* [Exercise materials]:
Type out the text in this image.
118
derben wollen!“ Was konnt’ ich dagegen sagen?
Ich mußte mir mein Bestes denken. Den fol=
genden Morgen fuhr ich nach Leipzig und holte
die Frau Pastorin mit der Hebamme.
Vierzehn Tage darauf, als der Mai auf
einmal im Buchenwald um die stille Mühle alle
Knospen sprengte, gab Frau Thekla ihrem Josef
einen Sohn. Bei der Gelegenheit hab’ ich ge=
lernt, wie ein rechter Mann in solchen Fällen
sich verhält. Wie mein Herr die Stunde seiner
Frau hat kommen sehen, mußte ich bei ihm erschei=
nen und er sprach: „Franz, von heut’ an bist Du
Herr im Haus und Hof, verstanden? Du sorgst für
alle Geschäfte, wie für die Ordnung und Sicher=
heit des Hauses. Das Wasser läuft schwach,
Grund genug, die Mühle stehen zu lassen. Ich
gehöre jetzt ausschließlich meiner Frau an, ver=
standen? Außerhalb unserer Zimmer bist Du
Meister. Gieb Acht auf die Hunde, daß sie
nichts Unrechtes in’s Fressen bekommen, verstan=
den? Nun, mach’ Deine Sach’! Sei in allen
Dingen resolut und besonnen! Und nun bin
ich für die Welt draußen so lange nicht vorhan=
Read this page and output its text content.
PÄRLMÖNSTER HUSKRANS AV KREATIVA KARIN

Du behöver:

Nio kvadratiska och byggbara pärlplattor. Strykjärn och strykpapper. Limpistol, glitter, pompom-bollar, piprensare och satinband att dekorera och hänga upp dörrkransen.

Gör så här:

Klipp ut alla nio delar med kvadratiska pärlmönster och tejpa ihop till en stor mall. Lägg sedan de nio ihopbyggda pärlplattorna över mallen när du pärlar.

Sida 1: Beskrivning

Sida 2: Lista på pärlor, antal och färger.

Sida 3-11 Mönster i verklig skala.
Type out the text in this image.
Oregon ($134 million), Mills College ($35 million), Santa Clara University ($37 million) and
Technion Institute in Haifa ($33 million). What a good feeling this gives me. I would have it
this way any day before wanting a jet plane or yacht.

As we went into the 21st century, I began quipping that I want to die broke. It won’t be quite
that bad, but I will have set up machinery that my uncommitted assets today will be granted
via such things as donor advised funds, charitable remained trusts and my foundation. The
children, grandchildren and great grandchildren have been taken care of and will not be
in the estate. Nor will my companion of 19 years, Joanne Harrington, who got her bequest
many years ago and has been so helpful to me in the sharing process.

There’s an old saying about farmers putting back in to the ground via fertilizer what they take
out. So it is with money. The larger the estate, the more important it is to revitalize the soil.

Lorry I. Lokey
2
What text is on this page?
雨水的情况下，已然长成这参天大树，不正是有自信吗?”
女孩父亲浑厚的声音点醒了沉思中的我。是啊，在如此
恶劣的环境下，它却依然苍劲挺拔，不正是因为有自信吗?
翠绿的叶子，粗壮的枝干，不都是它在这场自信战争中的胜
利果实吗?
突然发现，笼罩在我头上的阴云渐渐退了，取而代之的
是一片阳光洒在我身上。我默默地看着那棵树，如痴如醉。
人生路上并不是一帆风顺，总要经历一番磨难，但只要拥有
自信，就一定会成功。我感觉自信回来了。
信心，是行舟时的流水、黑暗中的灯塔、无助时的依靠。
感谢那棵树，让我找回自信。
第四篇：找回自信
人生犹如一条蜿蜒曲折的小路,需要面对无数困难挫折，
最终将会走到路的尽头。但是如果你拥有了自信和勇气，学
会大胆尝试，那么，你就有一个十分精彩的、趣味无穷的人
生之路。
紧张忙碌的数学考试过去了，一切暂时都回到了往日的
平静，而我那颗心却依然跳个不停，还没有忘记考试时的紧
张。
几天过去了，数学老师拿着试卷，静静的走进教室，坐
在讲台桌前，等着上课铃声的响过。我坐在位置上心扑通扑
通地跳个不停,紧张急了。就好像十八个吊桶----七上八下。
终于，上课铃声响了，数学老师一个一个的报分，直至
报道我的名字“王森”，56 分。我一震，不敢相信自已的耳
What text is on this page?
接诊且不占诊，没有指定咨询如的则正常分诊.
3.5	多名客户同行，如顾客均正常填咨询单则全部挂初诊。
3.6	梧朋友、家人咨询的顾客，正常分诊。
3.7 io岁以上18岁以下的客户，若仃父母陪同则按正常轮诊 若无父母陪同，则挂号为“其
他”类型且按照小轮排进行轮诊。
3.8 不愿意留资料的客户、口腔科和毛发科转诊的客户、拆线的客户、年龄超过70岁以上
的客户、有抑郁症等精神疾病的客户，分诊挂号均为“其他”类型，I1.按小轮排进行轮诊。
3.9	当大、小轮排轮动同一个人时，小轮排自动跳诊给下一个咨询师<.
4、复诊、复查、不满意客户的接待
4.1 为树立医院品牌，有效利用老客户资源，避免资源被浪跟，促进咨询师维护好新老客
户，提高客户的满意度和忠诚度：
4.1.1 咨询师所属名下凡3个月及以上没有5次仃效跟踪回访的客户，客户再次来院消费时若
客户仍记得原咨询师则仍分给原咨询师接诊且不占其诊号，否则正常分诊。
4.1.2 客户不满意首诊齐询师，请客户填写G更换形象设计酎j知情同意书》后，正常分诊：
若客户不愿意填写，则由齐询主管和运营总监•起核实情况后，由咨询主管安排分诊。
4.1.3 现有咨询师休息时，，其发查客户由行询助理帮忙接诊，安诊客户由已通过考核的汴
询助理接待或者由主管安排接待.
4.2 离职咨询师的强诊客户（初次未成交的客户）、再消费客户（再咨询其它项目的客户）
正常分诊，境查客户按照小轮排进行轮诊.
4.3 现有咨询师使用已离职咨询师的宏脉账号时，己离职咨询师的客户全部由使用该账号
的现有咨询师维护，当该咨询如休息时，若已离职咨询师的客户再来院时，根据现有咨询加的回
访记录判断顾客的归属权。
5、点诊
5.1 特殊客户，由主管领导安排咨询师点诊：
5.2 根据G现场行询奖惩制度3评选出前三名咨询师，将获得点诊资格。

* [Exercise directions]:
Search the entries for the word "been" and gather every line where it appears.

* [Answer to this task]:
children, grandchildren and great grandchildren have been taken care of and will not be
many years ago and has been so helpful to me in the sharing process.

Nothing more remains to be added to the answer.